= GOAL =
Where does the string "الميزان" appear in the records? Copy every line that contains it.
● ● ● ●
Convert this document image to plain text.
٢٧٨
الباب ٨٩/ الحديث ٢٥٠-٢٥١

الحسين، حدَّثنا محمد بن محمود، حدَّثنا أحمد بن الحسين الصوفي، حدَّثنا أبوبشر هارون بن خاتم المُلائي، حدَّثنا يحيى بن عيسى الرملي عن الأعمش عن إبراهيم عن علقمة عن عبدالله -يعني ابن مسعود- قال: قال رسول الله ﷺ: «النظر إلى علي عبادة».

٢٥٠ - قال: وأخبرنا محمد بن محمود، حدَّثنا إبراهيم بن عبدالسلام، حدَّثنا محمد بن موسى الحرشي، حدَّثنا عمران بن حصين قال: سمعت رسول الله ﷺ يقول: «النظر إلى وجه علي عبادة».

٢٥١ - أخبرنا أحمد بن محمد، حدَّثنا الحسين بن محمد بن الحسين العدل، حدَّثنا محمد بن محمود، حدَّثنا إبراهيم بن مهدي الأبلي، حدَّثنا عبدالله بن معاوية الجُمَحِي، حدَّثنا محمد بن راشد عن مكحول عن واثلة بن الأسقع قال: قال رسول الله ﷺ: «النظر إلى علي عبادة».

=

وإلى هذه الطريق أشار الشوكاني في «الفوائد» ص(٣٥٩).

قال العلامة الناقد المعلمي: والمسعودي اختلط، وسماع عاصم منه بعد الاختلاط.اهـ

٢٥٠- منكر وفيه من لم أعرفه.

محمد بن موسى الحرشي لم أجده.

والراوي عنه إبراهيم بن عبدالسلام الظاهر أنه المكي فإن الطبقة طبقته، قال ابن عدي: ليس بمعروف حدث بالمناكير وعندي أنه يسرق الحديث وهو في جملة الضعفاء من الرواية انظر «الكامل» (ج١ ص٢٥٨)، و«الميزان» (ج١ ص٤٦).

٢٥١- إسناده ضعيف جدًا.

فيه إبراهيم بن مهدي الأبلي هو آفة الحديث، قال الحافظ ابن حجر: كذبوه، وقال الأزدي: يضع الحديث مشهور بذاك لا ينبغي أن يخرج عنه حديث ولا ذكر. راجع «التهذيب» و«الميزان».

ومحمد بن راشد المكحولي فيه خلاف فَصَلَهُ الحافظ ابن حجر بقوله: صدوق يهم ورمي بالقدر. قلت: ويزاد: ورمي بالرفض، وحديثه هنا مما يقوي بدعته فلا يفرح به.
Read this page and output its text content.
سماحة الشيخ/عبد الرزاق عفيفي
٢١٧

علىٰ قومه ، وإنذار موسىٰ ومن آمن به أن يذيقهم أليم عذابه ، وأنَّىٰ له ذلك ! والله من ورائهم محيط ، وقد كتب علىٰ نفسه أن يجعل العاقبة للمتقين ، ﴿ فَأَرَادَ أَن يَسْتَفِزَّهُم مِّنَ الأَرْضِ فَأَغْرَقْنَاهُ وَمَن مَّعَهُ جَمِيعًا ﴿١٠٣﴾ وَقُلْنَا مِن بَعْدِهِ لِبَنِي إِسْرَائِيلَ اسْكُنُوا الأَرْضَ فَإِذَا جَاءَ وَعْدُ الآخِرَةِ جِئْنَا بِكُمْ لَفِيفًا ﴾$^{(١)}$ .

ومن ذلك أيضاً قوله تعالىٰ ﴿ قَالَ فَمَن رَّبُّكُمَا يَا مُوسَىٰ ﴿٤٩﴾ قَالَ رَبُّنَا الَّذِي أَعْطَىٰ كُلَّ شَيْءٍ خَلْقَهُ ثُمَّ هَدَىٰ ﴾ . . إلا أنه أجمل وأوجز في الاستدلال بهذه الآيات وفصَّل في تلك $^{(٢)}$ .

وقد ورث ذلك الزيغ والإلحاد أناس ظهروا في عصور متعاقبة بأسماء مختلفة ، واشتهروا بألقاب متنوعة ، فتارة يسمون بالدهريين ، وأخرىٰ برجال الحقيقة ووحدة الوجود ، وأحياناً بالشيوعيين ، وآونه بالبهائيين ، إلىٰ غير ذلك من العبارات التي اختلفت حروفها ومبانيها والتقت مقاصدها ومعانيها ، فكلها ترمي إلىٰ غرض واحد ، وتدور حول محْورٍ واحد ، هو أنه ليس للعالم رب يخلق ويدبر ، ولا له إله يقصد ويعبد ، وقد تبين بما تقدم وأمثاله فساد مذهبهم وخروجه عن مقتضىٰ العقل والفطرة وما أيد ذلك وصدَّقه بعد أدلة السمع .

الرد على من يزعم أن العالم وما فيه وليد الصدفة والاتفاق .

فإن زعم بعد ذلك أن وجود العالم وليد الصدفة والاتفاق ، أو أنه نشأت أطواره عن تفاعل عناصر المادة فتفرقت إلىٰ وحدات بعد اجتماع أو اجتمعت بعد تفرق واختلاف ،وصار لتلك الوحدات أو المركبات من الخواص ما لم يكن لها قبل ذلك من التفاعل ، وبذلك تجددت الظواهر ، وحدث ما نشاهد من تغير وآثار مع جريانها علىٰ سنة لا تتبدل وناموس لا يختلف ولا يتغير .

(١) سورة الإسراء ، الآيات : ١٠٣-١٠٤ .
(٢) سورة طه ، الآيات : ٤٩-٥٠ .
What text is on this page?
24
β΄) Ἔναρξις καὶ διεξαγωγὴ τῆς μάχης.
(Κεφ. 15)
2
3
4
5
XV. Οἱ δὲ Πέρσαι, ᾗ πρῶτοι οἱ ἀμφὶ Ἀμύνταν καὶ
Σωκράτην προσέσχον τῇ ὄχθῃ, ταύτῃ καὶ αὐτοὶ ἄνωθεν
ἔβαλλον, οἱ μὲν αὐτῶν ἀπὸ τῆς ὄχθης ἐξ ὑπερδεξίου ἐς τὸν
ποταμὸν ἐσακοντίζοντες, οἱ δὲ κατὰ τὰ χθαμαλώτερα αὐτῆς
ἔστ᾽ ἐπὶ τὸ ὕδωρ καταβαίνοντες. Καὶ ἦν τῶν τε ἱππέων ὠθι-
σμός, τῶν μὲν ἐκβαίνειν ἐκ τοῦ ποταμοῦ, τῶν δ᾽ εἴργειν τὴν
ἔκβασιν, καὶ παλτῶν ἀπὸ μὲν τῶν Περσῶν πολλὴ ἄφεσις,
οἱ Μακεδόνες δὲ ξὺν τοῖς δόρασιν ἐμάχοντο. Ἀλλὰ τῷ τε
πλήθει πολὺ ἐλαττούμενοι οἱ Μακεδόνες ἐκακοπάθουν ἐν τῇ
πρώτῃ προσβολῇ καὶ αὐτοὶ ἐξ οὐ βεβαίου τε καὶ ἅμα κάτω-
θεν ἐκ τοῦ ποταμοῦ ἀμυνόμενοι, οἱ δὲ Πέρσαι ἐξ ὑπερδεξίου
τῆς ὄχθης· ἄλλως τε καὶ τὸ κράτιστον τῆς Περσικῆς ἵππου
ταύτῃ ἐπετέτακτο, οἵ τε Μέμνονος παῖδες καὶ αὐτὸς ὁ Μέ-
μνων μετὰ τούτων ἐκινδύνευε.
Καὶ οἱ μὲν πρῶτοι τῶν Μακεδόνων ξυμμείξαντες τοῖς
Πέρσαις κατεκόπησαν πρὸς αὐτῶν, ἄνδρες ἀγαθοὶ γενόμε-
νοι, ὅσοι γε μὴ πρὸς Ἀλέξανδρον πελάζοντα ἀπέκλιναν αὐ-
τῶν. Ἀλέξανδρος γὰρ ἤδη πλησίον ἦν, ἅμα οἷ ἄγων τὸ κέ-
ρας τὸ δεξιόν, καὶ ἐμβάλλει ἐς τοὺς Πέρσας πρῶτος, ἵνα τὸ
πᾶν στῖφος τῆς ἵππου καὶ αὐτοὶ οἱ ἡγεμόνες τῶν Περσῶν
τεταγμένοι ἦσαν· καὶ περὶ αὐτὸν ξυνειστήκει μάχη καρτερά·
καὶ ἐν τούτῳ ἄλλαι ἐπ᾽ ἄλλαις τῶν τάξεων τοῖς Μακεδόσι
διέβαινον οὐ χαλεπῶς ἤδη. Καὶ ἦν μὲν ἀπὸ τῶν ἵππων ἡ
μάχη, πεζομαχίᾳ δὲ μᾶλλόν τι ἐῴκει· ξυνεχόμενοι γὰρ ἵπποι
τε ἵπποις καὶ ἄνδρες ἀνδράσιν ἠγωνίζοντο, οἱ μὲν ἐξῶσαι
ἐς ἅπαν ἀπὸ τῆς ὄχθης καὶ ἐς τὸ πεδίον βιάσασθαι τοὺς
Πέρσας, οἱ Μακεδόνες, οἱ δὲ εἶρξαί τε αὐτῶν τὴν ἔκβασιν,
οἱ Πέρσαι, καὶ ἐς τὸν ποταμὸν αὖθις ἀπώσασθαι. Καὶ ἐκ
● ● ● ●
= RESPONSE =
والراوي عنه إبراهيم بن عبدالسلام الظاهر أنه المكي فإن الطبقة طبقته، قال ابن عدي: ليس بمعروف حدث بالمناكير وعندي أنه يسرق الحديث وهو في جملة الضعفاء من الرواية انظر «الكامل» (ج١ ص٢٥٨)، و«الميزان» (ج١ ص٤٦).
فيه إبراهيم بن مهدي الأبلي هو آفة الحديث، قال الحافظ ابن حجر: كذبوه، وقال الأزدي: يضع الحديث مشهور بذاك لا ينبغي أن يخرج عنه حديث ولا ذكر. راجع «التهذيب» و«الميزان».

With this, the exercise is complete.